### The problem
State how many lines of the entries hold the string "рублей". Reply with the number alone.

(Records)

* * * * * * * * *

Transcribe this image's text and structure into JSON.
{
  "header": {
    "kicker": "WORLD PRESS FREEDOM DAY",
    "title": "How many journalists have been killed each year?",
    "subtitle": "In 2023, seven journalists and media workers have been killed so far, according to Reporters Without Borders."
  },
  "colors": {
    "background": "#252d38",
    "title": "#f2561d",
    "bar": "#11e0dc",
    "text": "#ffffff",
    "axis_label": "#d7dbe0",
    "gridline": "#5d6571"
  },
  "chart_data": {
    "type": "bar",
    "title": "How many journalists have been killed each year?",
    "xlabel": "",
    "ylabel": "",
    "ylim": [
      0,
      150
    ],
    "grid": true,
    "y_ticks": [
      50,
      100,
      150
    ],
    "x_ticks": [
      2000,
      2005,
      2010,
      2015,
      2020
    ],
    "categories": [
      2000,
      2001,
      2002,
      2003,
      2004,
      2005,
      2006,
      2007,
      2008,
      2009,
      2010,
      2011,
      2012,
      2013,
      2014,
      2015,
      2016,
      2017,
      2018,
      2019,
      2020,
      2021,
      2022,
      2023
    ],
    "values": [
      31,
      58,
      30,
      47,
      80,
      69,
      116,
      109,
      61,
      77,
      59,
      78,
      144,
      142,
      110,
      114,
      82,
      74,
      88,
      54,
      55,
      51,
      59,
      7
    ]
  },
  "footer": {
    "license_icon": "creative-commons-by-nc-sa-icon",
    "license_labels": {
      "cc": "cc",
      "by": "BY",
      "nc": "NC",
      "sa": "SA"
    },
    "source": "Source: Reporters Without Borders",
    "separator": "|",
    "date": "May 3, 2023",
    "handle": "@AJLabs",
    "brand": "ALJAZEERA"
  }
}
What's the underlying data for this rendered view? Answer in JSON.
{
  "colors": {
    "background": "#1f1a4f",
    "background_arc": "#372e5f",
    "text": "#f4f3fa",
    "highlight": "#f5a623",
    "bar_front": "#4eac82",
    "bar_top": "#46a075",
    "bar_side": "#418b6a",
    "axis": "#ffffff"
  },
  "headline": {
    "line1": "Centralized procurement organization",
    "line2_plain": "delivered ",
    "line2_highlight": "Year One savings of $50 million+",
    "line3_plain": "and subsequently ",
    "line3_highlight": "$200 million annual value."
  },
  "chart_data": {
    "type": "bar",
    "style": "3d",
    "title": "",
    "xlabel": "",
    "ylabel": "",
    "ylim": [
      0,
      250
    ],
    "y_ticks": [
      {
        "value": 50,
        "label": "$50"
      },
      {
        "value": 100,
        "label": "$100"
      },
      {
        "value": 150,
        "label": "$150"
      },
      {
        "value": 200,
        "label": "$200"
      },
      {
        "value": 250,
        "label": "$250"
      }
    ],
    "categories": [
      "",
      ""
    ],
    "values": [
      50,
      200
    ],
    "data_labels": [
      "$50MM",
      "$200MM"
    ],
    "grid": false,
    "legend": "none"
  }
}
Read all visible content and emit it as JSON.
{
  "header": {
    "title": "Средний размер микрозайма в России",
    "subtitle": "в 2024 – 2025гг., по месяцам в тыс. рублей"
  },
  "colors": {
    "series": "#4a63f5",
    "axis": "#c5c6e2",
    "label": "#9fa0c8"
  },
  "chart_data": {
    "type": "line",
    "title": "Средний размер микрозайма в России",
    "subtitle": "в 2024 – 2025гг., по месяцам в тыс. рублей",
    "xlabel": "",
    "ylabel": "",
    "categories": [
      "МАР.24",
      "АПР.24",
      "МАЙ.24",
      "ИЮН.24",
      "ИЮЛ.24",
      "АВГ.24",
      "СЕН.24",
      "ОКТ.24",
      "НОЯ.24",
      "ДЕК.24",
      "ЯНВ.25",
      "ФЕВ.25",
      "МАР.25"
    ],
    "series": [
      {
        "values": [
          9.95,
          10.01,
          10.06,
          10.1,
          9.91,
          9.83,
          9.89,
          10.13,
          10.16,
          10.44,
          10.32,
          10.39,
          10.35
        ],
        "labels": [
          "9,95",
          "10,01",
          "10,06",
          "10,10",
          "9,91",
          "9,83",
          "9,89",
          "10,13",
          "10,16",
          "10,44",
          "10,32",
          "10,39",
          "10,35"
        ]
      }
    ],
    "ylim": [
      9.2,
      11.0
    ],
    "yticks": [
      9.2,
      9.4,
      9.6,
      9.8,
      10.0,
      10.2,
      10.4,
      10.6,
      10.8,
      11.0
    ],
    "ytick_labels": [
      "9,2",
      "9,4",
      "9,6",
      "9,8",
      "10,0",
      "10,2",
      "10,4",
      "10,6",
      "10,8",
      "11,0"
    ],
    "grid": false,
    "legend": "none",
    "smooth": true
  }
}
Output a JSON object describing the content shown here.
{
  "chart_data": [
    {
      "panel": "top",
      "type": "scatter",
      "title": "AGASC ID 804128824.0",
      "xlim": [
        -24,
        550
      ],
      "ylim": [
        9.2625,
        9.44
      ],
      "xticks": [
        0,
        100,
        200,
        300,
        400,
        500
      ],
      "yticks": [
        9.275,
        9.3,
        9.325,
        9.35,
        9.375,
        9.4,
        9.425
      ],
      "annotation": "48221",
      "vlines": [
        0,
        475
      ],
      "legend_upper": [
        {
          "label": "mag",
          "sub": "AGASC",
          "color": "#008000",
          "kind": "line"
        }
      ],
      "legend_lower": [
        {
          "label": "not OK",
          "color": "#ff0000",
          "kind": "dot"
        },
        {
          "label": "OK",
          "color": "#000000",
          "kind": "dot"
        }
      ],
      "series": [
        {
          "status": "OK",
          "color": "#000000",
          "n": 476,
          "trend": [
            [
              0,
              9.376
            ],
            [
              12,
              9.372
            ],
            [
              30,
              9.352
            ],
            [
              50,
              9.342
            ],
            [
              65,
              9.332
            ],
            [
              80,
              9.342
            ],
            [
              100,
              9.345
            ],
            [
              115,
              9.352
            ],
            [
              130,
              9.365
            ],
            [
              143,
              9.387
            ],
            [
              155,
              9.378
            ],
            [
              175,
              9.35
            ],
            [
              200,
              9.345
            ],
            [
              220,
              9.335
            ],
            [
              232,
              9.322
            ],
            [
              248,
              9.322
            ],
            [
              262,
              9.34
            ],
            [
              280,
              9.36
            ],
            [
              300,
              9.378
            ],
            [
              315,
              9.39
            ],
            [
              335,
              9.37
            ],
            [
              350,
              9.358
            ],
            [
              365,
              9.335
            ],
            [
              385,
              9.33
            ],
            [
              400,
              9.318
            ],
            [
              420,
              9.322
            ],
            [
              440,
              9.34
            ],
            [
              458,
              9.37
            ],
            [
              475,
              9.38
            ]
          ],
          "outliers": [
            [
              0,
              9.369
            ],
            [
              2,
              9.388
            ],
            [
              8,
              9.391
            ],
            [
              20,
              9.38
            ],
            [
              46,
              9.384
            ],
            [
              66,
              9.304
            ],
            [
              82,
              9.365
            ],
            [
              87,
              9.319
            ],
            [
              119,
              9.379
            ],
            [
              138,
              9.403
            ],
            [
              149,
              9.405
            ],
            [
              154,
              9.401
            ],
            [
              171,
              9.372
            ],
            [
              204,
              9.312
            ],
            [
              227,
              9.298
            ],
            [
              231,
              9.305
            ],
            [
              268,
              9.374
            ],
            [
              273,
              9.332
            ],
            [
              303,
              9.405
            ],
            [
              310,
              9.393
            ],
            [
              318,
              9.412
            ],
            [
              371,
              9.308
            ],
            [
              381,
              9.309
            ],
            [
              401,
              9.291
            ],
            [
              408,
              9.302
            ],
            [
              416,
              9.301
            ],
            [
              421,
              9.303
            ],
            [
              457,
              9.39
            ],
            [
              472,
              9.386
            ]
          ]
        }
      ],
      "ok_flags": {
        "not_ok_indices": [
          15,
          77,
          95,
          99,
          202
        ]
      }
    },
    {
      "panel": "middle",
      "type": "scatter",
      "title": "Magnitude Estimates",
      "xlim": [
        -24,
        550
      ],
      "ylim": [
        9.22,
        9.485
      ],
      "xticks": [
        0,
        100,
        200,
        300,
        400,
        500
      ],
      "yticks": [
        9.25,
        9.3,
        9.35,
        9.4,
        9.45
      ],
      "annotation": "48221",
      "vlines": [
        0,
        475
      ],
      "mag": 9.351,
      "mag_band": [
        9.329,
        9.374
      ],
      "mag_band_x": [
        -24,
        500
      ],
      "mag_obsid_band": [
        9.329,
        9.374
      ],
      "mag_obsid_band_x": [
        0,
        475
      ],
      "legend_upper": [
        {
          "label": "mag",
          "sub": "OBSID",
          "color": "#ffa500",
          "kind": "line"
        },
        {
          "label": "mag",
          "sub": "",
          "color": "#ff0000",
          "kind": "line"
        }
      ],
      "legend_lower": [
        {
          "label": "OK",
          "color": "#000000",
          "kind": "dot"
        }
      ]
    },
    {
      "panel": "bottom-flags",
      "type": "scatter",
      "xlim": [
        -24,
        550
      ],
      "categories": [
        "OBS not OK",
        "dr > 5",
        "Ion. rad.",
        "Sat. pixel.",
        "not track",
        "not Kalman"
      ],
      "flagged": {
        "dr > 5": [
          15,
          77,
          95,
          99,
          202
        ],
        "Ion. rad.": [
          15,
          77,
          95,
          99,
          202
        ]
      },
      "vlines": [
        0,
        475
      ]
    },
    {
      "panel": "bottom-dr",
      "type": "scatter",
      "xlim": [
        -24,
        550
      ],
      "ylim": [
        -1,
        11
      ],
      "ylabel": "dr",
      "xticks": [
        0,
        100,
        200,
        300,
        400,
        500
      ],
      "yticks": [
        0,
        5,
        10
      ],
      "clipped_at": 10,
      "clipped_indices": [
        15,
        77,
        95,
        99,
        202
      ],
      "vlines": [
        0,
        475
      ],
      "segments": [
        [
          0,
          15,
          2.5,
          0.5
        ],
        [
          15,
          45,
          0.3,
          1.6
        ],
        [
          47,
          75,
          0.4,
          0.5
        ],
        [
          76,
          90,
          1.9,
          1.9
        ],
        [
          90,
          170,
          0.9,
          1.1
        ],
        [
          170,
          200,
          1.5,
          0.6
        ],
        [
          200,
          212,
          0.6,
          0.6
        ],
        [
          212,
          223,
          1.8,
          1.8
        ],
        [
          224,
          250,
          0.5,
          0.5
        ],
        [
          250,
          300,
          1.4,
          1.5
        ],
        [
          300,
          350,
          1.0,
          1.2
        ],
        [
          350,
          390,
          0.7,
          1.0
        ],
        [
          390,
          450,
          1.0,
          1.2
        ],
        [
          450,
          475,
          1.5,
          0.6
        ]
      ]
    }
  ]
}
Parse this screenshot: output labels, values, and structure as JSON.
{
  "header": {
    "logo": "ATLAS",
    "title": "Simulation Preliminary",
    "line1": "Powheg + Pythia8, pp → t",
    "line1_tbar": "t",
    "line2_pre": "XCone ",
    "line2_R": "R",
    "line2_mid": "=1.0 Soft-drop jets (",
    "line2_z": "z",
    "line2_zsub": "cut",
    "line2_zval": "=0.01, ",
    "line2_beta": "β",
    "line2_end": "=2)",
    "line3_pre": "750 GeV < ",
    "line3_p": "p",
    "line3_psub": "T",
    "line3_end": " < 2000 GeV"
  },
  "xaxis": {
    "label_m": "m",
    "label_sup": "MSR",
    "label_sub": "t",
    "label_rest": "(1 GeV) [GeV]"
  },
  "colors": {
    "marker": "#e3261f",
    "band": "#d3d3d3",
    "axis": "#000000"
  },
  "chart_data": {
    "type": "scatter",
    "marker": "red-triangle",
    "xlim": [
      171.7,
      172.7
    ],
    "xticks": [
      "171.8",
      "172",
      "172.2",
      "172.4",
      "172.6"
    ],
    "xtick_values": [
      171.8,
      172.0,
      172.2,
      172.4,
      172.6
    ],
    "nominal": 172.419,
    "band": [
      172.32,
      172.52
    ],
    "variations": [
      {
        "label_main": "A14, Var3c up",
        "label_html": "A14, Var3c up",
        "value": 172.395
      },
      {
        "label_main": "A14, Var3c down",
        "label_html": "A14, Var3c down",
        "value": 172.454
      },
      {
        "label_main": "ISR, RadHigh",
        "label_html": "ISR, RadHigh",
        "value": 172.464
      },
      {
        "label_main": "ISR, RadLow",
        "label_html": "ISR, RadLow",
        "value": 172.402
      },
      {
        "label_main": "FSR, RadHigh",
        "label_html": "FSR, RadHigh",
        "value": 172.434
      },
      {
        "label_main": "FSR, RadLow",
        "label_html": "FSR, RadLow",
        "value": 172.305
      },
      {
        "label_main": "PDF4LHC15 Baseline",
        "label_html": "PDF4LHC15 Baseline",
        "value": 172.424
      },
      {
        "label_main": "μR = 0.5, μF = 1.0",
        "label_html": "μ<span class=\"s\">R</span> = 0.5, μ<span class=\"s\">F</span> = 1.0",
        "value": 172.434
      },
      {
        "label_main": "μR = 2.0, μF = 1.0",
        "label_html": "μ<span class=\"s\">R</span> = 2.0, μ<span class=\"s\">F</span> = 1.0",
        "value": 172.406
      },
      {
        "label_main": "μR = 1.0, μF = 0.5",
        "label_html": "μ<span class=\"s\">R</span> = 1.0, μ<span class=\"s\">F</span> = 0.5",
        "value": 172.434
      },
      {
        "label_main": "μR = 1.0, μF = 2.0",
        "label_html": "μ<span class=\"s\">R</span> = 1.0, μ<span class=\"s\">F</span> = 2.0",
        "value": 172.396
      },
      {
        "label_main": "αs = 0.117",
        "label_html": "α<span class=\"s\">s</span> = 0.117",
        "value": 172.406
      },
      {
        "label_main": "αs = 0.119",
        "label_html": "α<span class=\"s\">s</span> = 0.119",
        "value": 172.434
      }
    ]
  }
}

* * * * * * * * *

### Output
2